**WORK TO COMPLETE:**
Print the entries verbatim, leaving out the images they contain.

= = = = =

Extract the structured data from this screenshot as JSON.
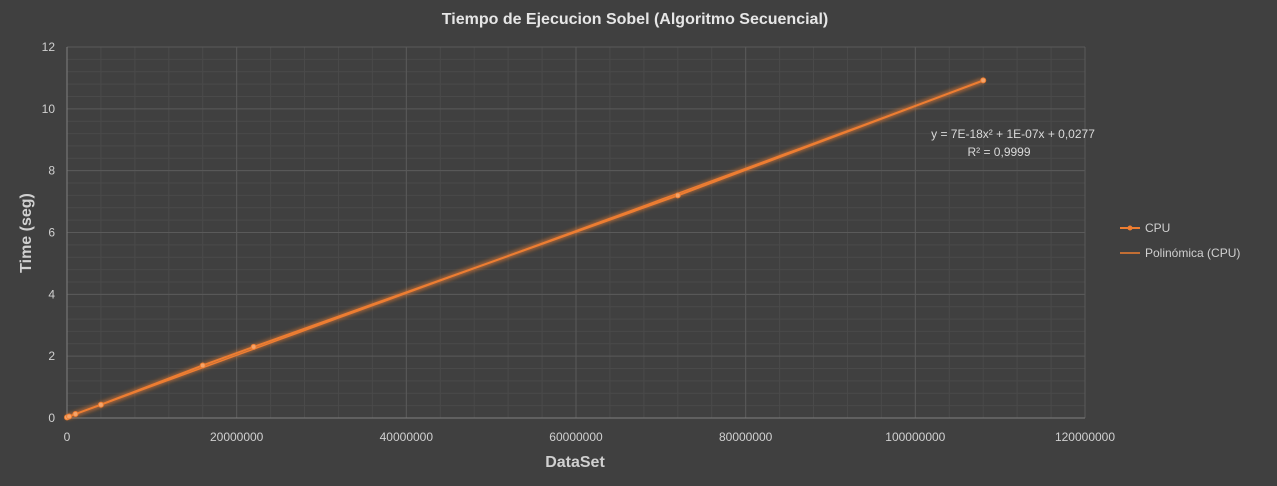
{
  "chart_data": {
    "type": "scatter",
    "title": "Tiempo de Ejecucion Sobel (Algoritmo Secuencial)",
    "xlabel": "DataSet",
    "ylabel": "Time (seg)",
    "xlim": [
      0,
      120000000
    ],
    "ylim": [
      0,
      12
    ],
    "x_ticks": [
      0,
      20000000,
      40000000,
      60000000,
      80000000,
      100000000,
      120000000
    ],
    "x_tick_labels": [
      "0",
      "20000000",
      "40000000",
      "60000000",
      "80000000",
      "100000000",
      "120000000"
    ],
    "y_ticks": [
      0,
      2,
      4,
      6,
      8,
      10,
      12
    ],
    "y_tick_labels": [
      "0",
      "2",
      "4",
      "6",
      "8",
      "10",
      "12"
    ],
    "grid": true,
    "legend_position": "right",
    "series": [
      {
        "name": "CPU",
        "color": "#ed7d31",
        "x": [
          0,
          250000,
          1000000,
          4000000,
          16000000,
          22000000,
          72000000,
          108000000
        ],
        "y": [
          0.02,
          0.05,
          0.13,
          0.43,
          1.7,
          2.3,
          7.2,
          10.92
        ]
      }
    ],
    "trendline": {
      "name": "Polinómica (CPU)",
      "type": "polynomial",
      "color": "#ed7d31",
      "coefficients": {
        "a2": 7e-18,
        "a1": 1e-07,
        "a0": 0.0277
      },
      "equation": "y = 7E-18x² + 1E-07x + 0,0277",
      "r_squared": "R² = 0,9999"
    }
  }
}
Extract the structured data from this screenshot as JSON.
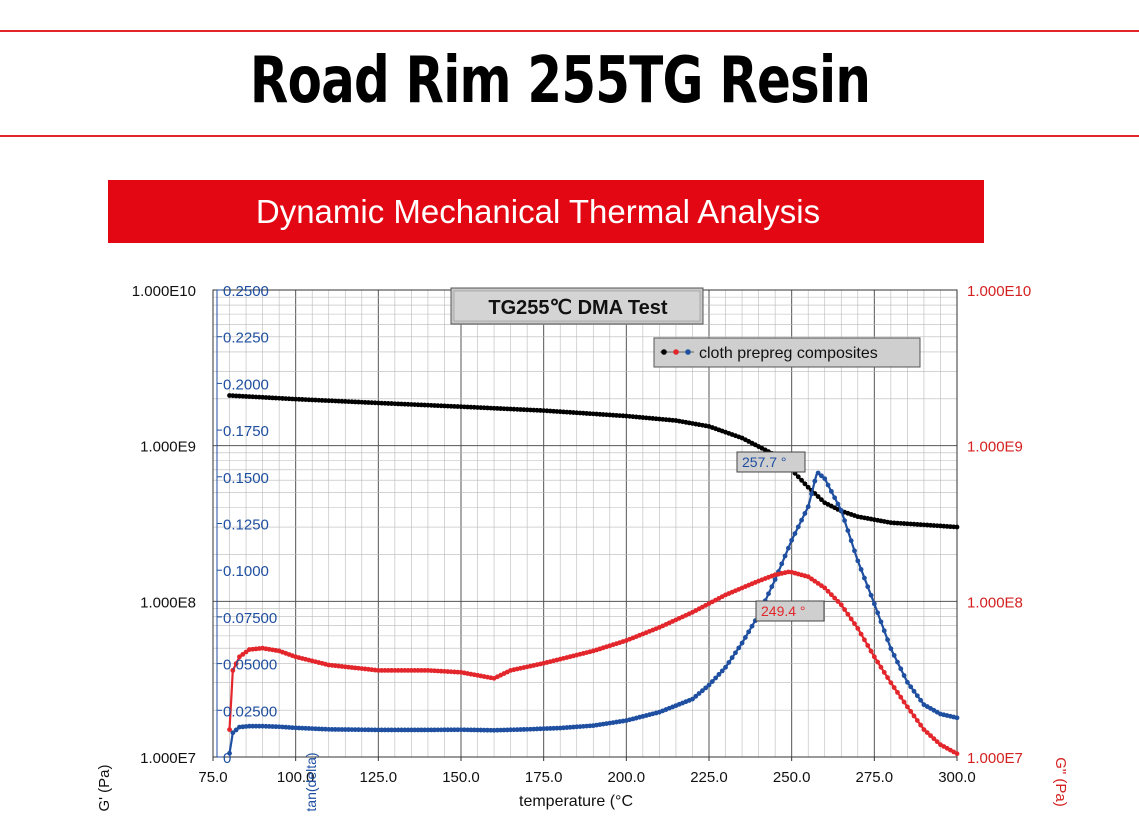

= = = = =

**TASK ANSWER:**
Extract the structured data from this screenshot as JSON.
{
  "chart_data": {
    "type": "scatter",
    "title": "Tiempo de Ejecucion Sobel (Algoritmo Secuencial)",
    "xlabel": "DataSet",
    "ylabel": "Time (seg)",
    "xlim": [
      0,
      120000000
    ],
    "ylim": [
      0,
      12
    ],
    "x_ticks": [
      0,
      20000000,
      40000000,
      60000000,
      80000000,
      100000000,
      120000000
    ],
    "x_tick_labels": [
      "0",
      "20000000",
      "40000000",
      "60000000",
      "80000000",
      "100000000",
      "120000000"
    ],
    "y_ticks": [
      0,
      2,
      4,
      6,
      8,
      10,
      12
    ],
    "y_tick_labels": [
      "0",
      "2",
      "4",
      "6",
      "8",
      "10",
      "12"
    ],
    "grid": true,
    "legend_position": "right",
    "series": [
      {
        "name": "CPU",
        "color": "#ed7d31",
        "x": [
          0,
          250000,
          1000000,
          4000000,
          16000000,
          22000000,
          72000000,
          108000000
        ],
        "y": [
          0.02,
          0.05,
          0.13,
          0.43,
          1.7,
          2.3,
          7.2,
          10.92
        ]
      }
    ],
    "trendline": {
      "name": "Polinómica (CPU)",
      "type": "polynomial",
      "color": "#ed7d31",
      "coefficients": {
        "a2": 7e-18,
        "a1": 1e-07,
        "a0": 0.0277
      },
      "equation": "y = 7E-18x² + 1E-07x + 0,0277",
      "r_squared": "R² = 0,9999"
    }
  }
}
Extract the structured data from this screenshot as JSON.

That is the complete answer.